Copy out every line of the data exactly.

<<<<

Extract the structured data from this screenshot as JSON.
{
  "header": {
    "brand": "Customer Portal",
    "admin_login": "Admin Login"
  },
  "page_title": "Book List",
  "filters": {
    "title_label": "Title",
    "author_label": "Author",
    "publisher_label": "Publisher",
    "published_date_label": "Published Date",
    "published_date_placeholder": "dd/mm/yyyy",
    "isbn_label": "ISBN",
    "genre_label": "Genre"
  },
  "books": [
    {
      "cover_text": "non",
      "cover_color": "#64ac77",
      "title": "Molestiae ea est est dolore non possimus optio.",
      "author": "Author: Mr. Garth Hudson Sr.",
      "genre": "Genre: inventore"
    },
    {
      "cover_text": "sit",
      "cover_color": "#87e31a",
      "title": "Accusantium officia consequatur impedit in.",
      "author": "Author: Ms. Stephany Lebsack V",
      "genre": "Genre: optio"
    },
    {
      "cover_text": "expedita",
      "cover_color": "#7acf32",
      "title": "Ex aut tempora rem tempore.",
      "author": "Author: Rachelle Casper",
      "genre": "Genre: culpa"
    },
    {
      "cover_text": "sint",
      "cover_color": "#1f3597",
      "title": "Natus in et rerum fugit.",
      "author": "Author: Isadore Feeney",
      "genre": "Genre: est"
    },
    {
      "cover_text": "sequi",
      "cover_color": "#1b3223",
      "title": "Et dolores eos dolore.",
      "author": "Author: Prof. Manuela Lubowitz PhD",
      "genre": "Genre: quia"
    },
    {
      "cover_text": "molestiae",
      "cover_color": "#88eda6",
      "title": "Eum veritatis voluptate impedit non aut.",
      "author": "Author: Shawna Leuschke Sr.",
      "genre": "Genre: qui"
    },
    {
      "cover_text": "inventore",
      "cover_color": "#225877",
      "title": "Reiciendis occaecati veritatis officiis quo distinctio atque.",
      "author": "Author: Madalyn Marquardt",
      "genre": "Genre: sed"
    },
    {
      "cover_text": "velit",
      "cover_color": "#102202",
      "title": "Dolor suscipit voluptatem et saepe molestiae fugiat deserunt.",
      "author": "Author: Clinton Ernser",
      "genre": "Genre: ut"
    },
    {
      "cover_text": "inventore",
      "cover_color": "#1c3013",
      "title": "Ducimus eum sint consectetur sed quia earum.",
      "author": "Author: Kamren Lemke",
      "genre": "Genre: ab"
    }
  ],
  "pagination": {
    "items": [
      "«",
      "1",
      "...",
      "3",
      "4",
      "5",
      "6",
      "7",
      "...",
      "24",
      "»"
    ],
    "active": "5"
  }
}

>>>>

§ TASK RESPONSE:
Extract the structured data from this screenshot as JSON.
{
  "header": {
    "brand": "Customer Portal",
    "admin_login": "Admin Login"
  },
  "page_title": "Book List",
  "filters": {
    "title_label": "Title",
    "author_label": "Author",
    "publisher_label": "Publisher",
    "published_date_label": "Published Date",
    "published_date_placeholder": "dd/mm/yyyy",
    "isbn_label": "ISBN",
    "genre_label": "Genre"
  },
  "books": [
    {
      "cover_text": "non",
      "cover_color": "#64ac77",
      "title": "Molestiae ea est est dolore non possimus optio.",
      "author": "Author: Mr. Garth Hudson Sr.",
      "genre": "Genre: inventore"
    },
    {
      "cover_text": "sit",
      "cover_color": "#87e31a",
      "title": "Accusantium officia consequatur impedit in.",
      "author": "Author: Ms. Stephany Lebsack V",
      "genre": "Genre: optio"
    },
    {
      "cover_text": "expedita",
      "cover_color": "#7acf32",
      "title": "Ex aut tempora rem tempore.",
      "author": "Author: Rachelle Casper",
      "genre": "Genre: culpa"
    },
    {
      "cover_text": "sint",
      "cover_color": "#1f3597",
      "title": "Natus in et rerum fugit.",
      "author": "Author: Isadore Feeney",
      "genre": "Genre: est"
    },
    {
      "cover_text": "sequi",
      "cover_color": "#1b3223",
      "title": "Et dolores eos dolore.",
      "author": "Author: Prof. Manuela Lubowitz PhD",
      "genre": "Genre: quia"
    },
    {
      "cover_text": "molestiae",
      "cover_color": "#88eda6",
      "title": "Eum veritatis voluptate impedit non aut.",
      "author": "Author: Shawna Leuschke Sr.",
      "genre": "Genre: qui"
    },
    {
      "cover_text": "inventore",
      "cover_color": "#225877",
      "title": "Reiciendis occaecati veritatis officiis quo distinctio atque.",
      "author": "Author: Madalyn Marquardt",
      "genre": "Genre: sed"
    },
    {
      "cover_text": "velit",
      "cover_color": "#102202",
      "title": "Dolor suscipit voluptatem et saepe molestiae fugiat deserunt.",
      "author": "Author: Clinton Ernser",
      "genre": "Genre: ut"
    },
    {
      "cover_text": "inventore",
      "cover_color": "#1c3013",
      "title": "Ducimus eum sint consectetur sed quia earum.",
      "author": "Author: Kamren Lemke",
      "genre": "Genre: ab"
    }
  ],
  "pagination": {
    "items": [
      "«",
      "1",
      "...",
      "3",
      "4",
      "5",
      "6",
      "7",
      "...",
      "24",
      "»"
    ],
    "active": "5"
  }
}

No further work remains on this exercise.